Where a line below holds the string "Monitoreo", copy that line.

(Saved entries)
============================================================

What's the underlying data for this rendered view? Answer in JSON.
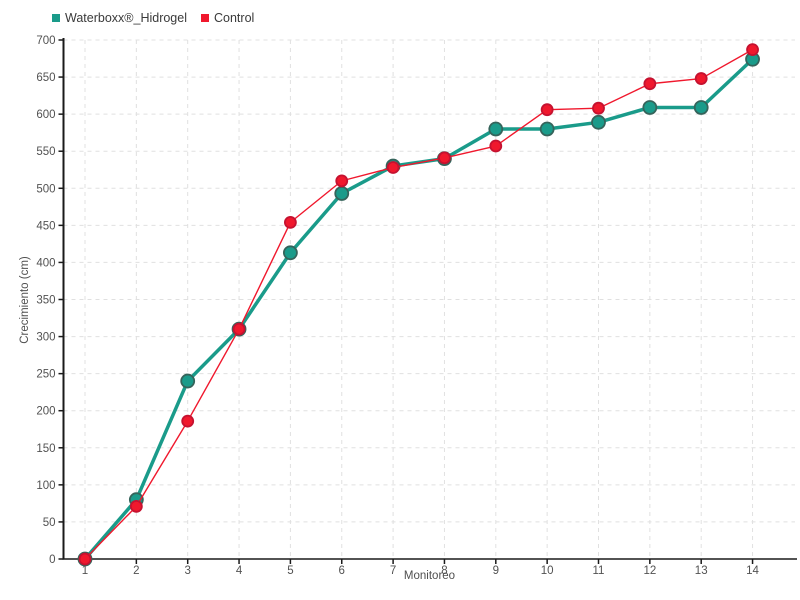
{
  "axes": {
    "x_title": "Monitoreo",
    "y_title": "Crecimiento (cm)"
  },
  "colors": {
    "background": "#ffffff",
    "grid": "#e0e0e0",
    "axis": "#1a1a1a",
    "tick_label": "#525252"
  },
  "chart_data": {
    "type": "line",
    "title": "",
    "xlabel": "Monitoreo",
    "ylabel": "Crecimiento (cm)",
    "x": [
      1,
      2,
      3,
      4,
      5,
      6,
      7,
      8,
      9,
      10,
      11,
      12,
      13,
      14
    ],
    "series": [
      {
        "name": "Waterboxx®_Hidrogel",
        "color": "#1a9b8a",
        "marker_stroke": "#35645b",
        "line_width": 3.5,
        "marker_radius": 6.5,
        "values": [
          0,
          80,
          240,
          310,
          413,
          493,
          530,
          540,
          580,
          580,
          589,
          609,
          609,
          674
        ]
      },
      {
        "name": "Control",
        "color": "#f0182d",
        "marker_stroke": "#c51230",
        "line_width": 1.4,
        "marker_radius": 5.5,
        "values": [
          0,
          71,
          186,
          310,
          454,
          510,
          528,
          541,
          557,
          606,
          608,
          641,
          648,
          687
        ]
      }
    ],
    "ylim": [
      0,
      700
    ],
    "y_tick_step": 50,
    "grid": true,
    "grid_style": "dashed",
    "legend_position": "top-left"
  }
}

============================================================

Task result -
    "x_title": "Monitoreo",
    "xlabel": "Monitoreo",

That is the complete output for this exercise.